» **TASK DIRECTIONS**: Will you print the material below without altering a single character?

» **PROVIDED DATA**:
****
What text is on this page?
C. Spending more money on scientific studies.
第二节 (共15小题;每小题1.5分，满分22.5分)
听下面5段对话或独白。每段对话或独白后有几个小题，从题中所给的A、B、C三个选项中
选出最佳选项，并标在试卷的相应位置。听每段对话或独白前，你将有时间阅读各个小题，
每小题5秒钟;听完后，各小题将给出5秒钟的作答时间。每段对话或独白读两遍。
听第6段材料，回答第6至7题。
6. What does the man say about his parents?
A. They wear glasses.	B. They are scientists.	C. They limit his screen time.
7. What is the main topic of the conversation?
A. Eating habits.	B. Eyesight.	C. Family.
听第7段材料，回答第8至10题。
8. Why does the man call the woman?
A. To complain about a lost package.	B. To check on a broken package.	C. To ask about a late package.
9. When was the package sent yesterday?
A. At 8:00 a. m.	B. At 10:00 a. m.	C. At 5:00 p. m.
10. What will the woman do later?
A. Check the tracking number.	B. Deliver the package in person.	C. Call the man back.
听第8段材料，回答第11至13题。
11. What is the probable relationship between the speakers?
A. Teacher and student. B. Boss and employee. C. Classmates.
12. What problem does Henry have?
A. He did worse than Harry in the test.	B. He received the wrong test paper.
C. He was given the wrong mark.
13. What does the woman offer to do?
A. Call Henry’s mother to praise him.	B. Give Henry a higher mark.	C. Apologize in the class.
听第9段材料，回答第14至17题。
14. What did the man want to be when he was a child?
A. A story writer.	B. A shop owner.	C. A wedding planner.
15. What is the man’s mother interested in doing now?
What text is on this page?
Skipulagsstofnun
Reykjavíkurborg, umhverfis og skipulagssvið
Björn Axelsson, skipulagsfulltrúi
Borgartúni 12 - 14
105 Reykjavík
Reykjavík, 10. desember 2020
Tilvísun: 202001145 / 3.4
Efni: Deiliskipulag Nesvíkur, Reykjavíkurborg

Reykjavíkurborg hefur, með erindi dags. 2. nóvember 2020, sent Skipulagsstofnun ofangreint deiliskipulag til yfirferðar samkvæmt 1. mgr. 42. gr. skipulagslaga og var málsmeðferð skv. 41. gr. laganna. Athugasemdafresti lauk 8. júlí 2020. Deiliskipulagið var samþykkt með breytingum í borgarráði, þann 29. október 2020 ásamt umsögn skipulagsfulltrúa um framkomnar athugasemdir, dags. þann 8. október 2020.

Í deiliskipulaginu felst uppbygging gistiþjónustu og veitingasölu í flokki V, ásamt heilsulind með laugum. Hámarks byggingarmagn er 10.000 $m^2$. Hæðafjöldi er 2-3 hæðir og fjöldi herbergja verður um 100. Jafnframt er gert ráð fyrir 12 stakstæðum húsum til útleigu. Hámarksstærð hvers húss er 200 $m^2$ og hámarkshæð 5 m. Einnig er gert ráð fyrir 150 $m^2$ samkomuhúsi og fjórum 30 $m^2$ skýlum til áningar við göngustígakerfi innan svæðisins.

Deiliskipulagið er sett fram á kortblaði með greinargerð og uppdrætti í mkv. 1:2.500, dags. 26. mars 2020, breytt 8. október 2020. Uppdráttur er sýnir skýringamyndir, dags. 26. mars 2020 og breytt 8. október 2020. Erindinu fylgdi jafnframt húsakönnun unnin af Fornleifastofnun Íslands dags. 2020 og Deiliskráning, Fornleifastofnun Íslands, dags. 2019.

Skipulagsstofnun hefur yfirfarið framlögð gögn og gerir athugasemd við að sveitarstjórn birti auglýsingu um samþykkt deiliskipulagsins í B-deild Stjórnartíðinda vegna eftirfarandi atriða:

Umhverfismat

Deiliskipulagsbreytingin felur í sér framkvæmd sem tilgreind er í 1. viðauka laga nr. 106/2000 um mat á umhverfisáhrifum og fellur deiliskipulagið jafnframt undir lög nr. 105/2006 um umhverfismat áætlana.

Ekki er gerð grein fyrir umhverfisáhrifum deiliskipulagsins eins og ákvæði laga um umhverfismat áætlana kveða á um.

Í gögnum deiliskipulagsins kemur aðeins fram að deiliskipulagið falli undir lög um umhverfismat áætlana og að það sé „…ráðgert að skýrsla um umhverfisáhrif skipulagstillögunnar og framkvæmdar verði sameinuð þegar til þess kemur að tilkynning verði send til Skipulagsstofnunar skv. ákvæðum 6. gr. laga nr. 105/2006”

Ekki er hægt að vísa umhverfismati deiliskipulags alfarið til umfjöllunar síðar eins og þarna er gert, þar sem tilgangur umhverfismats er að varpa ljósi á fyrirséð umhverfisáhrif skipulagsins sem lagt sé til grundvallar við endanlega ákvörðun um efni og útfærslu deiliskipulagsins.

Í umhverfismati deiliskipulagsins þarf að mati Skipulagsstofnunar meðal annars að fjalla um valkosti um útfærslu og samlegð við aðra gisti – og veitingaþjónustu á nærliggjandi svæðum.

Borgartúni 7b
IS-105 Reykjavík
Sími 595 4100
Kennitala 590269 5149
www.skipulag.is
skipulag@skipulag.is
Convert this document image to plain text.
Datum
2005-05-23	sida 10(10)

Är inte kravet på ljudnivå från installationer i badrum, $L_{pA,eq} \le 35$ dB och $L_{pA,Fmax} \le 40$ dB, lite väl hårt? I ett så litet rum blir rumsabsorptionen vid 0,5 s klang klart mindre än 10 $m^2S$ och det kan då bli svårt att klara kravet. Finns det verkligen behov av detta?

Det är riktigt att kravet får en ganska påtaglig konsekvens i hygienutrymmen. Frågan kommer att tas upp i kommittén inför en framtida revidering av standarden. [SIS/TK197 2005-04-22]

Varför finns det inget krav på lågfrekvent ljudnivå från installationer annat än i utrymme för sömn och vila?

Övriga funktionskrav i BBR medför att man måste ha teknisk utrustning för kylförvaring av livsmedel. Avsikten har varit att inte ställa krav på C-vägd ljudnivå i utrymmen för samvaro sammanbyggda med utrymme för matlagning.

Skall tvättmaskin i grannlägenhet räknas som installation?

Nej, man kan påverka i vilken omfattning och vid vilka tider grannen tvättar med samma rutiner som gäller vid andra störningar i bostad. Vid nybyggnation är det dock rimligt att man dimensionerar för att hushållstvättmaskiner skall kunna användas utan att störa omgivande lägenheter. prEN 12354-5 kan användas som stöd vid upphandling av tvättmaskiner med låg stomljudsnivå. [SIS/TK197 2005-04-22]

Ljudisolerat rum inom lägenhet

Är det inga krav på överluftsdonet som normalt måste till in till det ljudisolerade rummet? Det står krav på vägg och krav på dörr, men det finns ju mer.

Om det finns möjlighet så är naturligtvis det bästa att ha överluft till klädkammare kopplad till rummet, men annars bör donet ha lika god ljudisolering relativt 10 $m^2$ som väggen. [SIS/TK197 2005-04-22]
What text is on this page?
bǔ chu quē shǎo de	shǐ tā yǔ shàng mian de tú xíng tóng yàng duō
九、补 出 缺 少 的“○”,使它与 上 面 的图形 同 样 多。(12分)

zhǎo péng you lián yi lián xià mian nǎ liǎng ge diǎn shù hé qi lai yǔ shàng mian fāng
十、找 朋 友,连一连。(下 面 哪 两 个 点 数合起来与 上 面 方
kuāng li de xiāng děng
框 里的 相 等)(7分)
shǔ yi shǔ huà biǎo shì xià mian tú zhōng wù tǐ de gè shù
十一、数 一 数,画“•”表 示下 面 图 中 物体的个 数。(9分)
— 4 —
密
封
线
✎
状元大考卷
****
» **OUTPUT FOR THIS TASK**:
What text is on this page?
C. Spending more money on scientific studies.
第二节 (共15小题;每小题1.5分，满分22.5分)
听下面5段对话或独白。每段对话或独白后有几个小题，从题中所给的A、B、C三个选项中
选出最佳选项，并标在试卷的相应位置。听每段对话或独白前，你将有时间阅读各个小题，
每小题5秒钟;听完后，各小题将给出5秒钟的作答时间。每段对话或独白读两遍。
听第6段材料，回答第6至7题。
6. What does the man say about his parents?
A. They wear glasses.	B. They are scientists.	C. They limit his screen time.
7. What is the main topic of the conversation?
A. Eating habits.	B. Eyesight.	C. Family.
听第7段材料，回答第8至10题。
8. Why does the man call the woman?
A. To complain about a lost package.	B. To check on a broken package.	C. To ask about a late package.
9. When was the package sent yesterday?
A. At 8:00 a. m.	B. At 10:00 a. m.	C. At 5:00 p. m.
10. What will the woman do later?
A. Check the tracking number.	B. Deliver the package in person.	C. Call the man back.
听第8段材料，回答第11至13题。
11. What is the probable relationship between the speakers?
A. Teacher and student. B. Boss and employee. C. Classmates.
12. What problem does Henry have?
A. He did worse than Harry in the test.	B. He received the wrong test paper.
C. He was given the wrong mark.
13. What does the woman offer to do?
A. Call Henry’s mother to praise him.	B. Give Henry a higher mark.	C. Apologize in the class.
听第9段材料，回答第14至17题。
14. What did the man want to be when he was a child?
A. A story writer.	B. A shop owner.	C. A wedding planner.
15. What is the man’s mother interested in doing now?
What text is on this page?
Skipulagsstofnun
Reykjavíkurborg, umhverfis og skipulagssvið
Björn Axelsson, skipulagsfulltrúi
Borgartúni 12 - 14
105 Reykjavík
Reykjavík, 10. desember 2020
Tilvísun: 202001145 / 3.4
Efni: Deiliskipulag Nesvíkur, Reykjavíkurborg

Reykjavíkurborg hefur, með erindi dags. 2. nóvember 2020, sent Skipulagsstofnun ofangreint deiliskipulag til yfirferðar samkvæmt 1. mgr. 42. gr. skipulagslaga og var málsmeðferð skv. 41. gr. laganna. Athugasemdafresti lauk 8. júlí 2020. Deiliskipulagið var samþykkt með breytingum í borgarráði, þann 29. október 2020 ásamt umsögn skipulagsfulltrúa um framkomnar athugasemdir, dags. þann 8. október 2020.

Í deiliskipulaginu felst uppbygging gistiþjónustu og veitingasölu í flokki V, ásamt heilsulind með laugum. Hámarks byggingarmagn er 10.000 $m^2$. Hæðafjöldi er 2-3 hæðir og fjöldi herbergja verður um 100. Jafnframt er gert ráð fyrir 12 stakstæðum húsum til útleigu. Hámarksstærð hvers húss er 200 $m^2$ og hámarkshæð 5 m. Einnig er gert ráð fyrir 150 $m^2$ samkomuhúsi og fjórum 30 $m^2$ skýlum til áningar við göngustígakerfi innan svæðisins.

Deiliskipulagið er sett fram á kortblaði með greinargerð og uppdrætti í mkv. 1:2.500, dags. 26. mars 2020, breytt 8. október 2020. Uppdráttur er sýnir skýringamyndir, dags. 26. mars 2020 og breytt 8. október 2020. Erindinu fylgdi jafnframt húsakönnun unnin af Fornleifastofnun Íslands dags. 2020 og Deiliskráning, Fornleifastofnun Íslands, dags. 2019.

Skipulagsstofnun hefur yfirfarið framlögð gögn og gerir athugasemd við að sveitarstjórn birti auglýsingu um samþykkt deiliskipulagsins í B-deild Stjórnartíðinda vegna eftirfarandi atriða:

Umhverfismat

Deiliskipulagsbreytingin felur í sér framkvæmd sem tilgreind er í 1. viðauka laga nr. 106/2000 um mat á umhverfisáhrifum og fellur deiliskipulagið jafnframt undir lög nr. 105/2006 um umhverfismat áætlana.

Ekki er gerð grein fyrir umhverfisáhrifum deiliskipulagsins eins og ákvæði laga um umhverfismat áætlana kveða á um.

Í gögnum deiliskipulagsins kemur aðeins fram að deiliskipulagið falli undir lög um umhverfismat áætlana og að það sé „…ráðgert að skýrsla um umhverfisáhrif skipulagstillögunnar og framkvæmdar verði sameinuð þegar til þess kemur að tilkynning verði send til Skipulagsstofnunar skv. ákvæðum 6. gr. laga nr. 105/2006”

Ekki er hægt að vísa umhverfismati deiliskipulags alfarið til umfjöllunar síðar eins og þarna er gert, þar sem tilgangur umhverfismats er að varpa ljósi á fyrirséð umhverfisáhrif skipulagsins sem lagt sé til grundvallar við endanlega ákvörðun um efni og útfærslu deiliskipulagsins.

Í umhverfismati deiliskipulagsins þarf að mati Skipulagsstofnunar meðal annars að fjalla um valkosti um útfærslu og samlegð við aðra gisti – og veitingaþjónustu á nærliggjandi svæðum.

Borgartúni 7b
IS-105 Reykjavík
Sími 595 4100
Kennitala 590269 5149
www.skipulag.is
skipulag@skipulag.is
Convert this document image to plain text.
Datum
2005-05-23	sida 10(10)

Är inte kravet på ljudnivå från installationer i badrum, $L_{pA,eq} \le 35$ dB och $L_{pA,Fmax} \le 40$ dB, lite väl hårt? I ett så litet rum blir rumsabsorptionen vid 0,5 s klang klart mindre än 10 $m^2S$ och det kan då bli svårt att klara kravet. Finns det verkligen behov av detta?

Det är riktigt att kravet får en ganska påtaglig konsekvens i hygienutrymmen. Frågan kommer att tas upp i kommittén inför en framtida revidering av standarden. [SIS/TK197 2005-04-22]

Varför finns det inget krav på lågfrekvent ljudnivå från installationer annat än i utrymme för sömn och vila?

Övriga funktionskrav i BBR medför att man måste ha teknisk utrustning för kylförvaring av livsmedel. Avsikten har varit att inte ställa krav på C-vägd ljudnivå i utrymmen för samvaro sammanbyggda med utrymme för matlagning.

Skall tvättmaskin i grannlägenhet räknas som installation?

Nej, man kan påverka i vilken omfattning och vid vilka tider grannen tvättar med samma rutiner som gäller vid andra störningar i bostad. Vid nybyggnation är det dock rimligt att man dimensionerar för att hushållstvättmaskiner skall kunna användas utan att störa omgivande lägenheter. prEN 12354-5 kan användas som stöd vid upphandling av tvättmaskiner med låg stomljudsnivå. [SIS/TK197 2005-04-22]

Ljudisolerat rum inom lägenhet

Är det inga krav på överluftsdonet som normalt måste till in till det ljudisolerade rummet? Det står krav på vägg och krav på dörr, men det finns ju mer.

Om det finns möjlighet så är naturligtvis det bästa att ha överluft till klädkammare kopplad till rummet, men annars bör donet ha lika god ljudisolering relativt 10 $m^2$ som väggen. [SIS/TK197 2005-04-22]
What text is on this page?
bǔ chu quē shǎo de	shǐ tā yǔ shàng mian de tú xíng tóng yàng duō
九、补 出 缺 少 的“○”,使它与 上 面 的图形 同 样 多。(12分)

zhǎo péng you lián yi lián xià mian nǎ liǎng ge diǎn shù hé qi lai yǔ shàng mian fāng
十、找 朋 友,连一连。(下 面 哪 两 个 点 数合起来与 上 面 方
kuāng li de xiāng děng
框 里的 相 等)(7分)
shǔ yi shǔ huà biǎo shì xià mian tú zhōng wù tǐ de gè shù
十一、数 一 数,画“•”表 示下 面 图 中 物体的个 数。(9分)
— 4 —
密
封
线
✎
状元大考卷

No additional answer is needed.